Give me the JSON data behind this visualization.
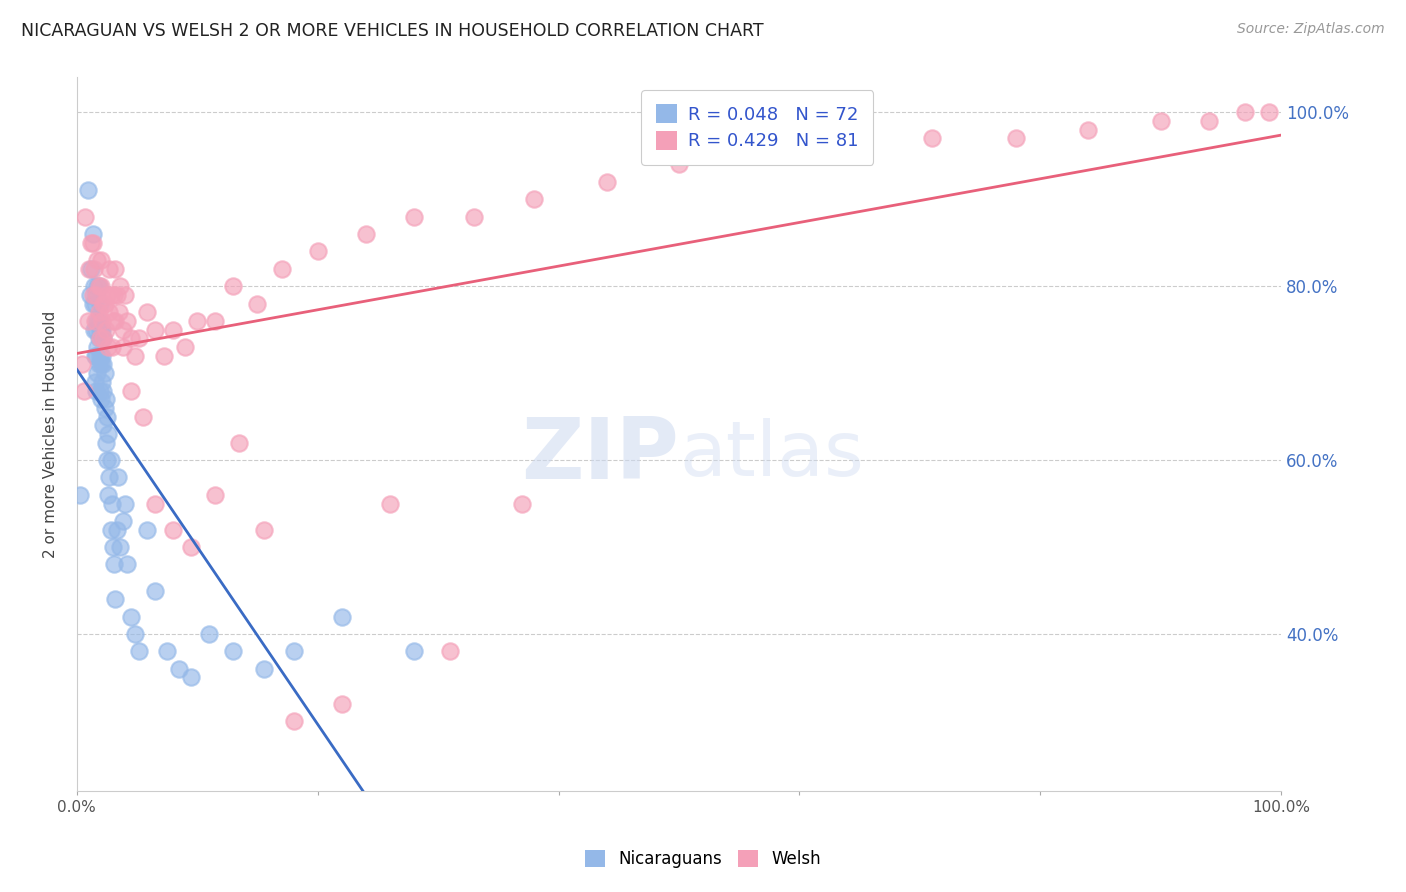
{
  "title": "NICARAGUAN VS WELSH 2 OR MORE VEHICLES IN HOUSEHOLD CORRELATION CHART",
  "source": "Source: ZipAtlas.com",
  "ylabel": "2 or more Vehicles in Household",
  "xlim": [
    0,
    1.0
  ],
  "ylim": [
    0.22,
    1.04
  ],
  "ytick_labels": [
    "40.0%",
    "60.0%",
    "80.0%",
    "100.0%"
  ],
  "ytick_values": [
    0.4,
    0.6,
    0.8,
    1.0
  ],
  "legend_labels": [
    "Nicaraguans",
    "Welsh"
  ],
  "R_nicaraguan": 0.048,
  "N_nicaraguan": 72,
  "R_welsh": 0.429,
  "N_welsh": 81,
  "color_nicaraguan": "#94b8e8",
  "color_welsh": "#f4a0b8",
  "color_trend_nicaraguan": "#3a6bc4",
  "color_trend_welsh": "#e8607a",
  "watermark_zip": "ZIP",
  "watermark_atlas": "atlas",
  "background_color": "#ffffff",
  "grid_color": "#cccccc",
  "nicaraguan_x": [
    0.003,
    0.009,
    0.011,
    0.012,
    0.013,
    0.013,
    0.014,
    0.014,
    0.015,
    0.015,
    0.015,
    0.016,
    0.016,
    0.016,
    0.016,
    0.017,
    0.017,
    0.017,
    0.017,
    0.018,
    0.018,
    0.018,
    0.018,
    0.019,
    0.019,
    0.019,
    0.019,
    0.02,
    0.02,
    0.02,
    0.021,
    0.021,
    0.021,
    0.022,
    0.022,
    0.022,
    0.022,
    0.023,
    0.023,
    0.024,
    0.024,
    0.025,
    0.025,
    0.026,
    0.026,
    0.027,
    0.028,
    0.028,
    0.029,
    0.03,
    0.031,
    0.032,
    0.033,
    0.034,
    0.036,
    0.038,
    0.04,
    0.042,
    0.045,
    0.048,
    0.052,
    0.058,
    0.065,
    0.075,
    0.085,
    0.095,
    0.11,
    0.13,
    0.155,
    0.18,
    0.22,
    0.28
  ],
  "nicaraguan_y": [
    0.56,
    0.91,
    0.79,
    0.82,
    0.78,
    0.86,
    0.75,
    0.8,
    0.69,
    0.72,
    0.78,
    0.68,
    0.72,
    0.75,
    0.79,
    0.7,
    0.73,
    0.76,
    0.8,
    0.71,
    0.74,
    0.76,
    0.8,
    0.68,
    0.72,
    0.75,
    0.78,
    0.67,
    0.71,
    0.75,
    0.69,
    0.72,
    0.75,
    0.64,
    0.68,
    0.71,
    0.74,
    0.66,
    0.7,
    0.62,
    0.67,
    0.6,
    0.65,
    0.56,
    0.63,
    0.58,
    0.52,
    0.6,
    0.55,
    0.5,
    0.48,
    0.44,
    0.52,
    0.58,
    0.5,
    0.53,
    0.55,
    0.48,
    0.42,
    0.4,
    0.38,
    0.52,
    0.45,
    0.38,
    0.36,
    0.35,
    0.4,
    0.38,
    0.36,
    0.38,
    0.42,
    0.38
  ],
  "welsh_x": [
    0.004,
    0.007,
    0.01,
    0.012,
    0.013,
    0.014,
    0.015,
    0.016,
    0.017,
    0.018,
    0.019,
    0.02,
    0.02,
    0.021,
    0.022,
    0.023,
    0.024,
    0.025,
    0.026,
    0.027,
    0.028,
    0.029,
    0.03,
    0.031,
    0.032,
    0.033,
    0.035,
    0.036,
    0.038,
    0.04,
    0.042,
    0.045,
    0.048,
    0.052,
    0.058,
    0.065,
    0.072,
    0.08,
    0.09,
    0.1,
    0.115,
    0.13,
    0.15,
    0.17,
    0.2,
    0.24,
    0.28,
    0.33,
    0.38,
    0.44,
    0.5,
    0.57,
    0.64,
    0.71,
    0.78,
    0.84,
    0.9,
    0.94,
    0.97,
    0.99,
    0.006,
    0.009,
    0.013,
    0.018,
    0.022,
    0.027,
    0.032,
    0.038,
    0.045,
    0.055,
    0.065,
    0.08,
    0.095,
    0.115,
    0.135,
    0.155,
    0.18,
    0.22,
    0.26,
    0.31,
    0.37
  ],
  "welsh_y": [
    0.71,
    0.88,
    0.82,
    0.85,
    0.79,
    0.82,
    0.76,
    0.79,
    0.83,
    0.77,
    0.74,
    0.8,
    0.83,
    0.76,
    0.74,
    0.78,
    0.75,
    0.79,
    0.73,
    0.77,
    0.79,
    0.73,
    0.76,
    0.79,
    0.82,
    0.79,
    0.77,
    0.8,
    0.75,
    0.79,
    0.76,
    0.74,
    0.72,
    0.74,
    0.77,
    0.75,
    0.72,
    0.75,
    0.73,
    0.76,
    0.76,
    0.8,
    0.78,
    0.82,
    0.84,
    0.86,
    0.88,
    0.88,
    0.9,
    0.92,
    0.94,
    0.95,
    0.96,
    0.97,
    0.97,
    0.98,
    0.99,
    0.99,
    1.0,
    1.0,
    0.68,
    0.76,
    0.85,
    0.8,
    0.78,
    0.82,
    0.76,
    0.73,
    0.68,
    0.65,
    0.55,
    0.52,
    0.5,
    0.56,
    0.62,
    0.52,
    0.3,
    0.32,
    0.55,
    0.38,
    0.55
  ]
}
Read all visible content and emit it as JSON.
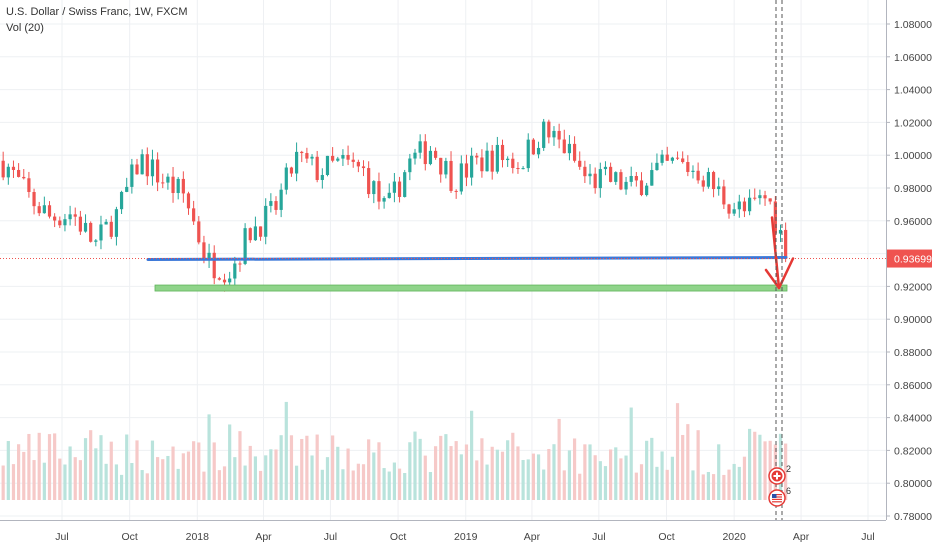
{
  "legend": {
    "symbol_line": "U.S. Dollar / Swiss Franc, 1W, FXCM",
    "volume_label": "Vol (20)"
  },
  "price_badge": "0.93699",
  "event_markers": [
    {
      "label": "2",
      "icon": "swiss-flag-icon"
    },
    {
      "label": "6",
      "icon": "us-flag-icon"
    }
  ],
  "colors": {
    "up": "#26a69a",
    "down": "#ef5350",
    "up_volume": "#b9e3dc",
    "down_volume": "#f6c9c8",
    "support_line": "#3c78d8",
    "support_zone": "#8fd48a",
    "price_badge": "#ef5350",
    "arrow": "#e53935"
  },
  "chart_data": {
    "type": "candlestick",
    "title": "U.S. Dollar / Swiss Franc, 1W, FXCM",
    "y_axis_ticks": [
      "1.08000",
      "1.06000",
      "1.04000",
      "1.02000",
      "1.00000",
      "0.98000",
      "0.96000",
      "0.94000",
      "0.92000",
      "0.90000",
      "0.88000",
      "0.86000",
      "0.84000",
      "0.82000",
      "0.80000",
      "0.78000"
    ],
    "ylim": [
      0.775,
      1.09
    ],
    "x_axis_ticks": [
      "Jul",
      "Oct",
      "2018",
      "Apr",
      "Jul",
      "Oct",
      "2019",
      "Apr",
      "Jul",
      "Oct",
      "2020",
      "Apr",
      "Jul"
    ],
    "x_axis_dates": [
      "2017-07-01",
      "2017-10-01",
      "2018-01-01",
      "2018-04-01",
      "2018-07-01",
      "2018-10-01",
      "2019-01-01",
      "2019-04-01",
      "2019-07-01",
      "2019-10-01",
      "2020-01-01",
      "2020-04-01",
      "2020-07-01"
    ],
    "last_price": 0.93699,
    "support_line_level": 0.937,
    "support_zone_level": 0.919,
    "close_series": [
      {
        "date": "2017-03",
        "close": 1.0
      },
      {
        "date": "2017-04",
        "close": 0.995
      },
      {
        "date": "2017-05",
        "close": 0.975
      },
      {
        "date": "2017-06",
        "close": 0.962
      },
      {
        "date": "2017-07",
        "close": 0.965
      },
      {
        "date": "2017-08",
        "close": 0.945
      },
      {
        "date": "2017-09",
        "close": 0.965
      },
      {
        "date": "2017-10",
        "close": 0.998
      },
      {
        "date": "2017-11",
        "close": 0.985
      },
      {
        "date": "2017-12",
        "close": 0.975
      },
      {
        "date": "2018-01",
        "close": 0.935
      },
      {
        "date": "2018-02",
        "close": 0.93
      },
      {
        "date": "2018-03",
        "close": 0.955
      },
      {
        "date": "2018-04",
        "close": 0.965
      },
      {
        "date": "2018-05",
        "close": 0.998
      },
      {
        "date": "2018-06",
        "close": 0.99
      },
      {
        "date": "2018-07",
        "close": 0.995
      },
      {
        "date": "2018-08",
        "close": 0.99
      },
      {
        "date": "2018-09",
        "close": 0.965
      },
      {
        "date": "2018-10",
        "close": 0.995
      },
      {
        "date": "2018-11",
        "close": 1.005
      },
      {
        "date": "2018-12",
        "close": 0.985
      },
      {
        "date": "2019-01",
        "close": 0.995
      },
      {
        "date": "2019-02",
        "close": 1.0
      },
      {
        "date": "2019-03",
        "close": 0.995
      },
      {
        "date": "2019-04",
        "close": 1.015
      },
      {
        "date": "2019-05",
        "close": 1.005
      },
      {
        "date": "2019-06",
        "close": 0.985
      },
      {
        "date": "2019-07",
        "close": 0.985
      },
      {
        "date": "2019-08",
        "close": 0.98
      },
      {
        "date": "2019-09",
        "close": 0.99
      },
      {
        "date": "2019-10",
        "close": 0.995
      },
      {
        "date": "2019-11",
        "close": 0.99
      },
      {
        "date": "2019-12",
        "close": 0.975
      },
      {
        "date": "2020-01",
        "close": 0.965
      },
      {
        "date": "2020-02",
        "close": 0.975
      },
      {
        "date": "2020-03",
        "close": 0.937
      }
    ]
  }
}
○ ○ ○
Copy each line of the records above that carries the word "flag".

ANSWER TO THE TASK —
      "icon": "swiss-flag-icon"
      "icon": "us-flag-icon"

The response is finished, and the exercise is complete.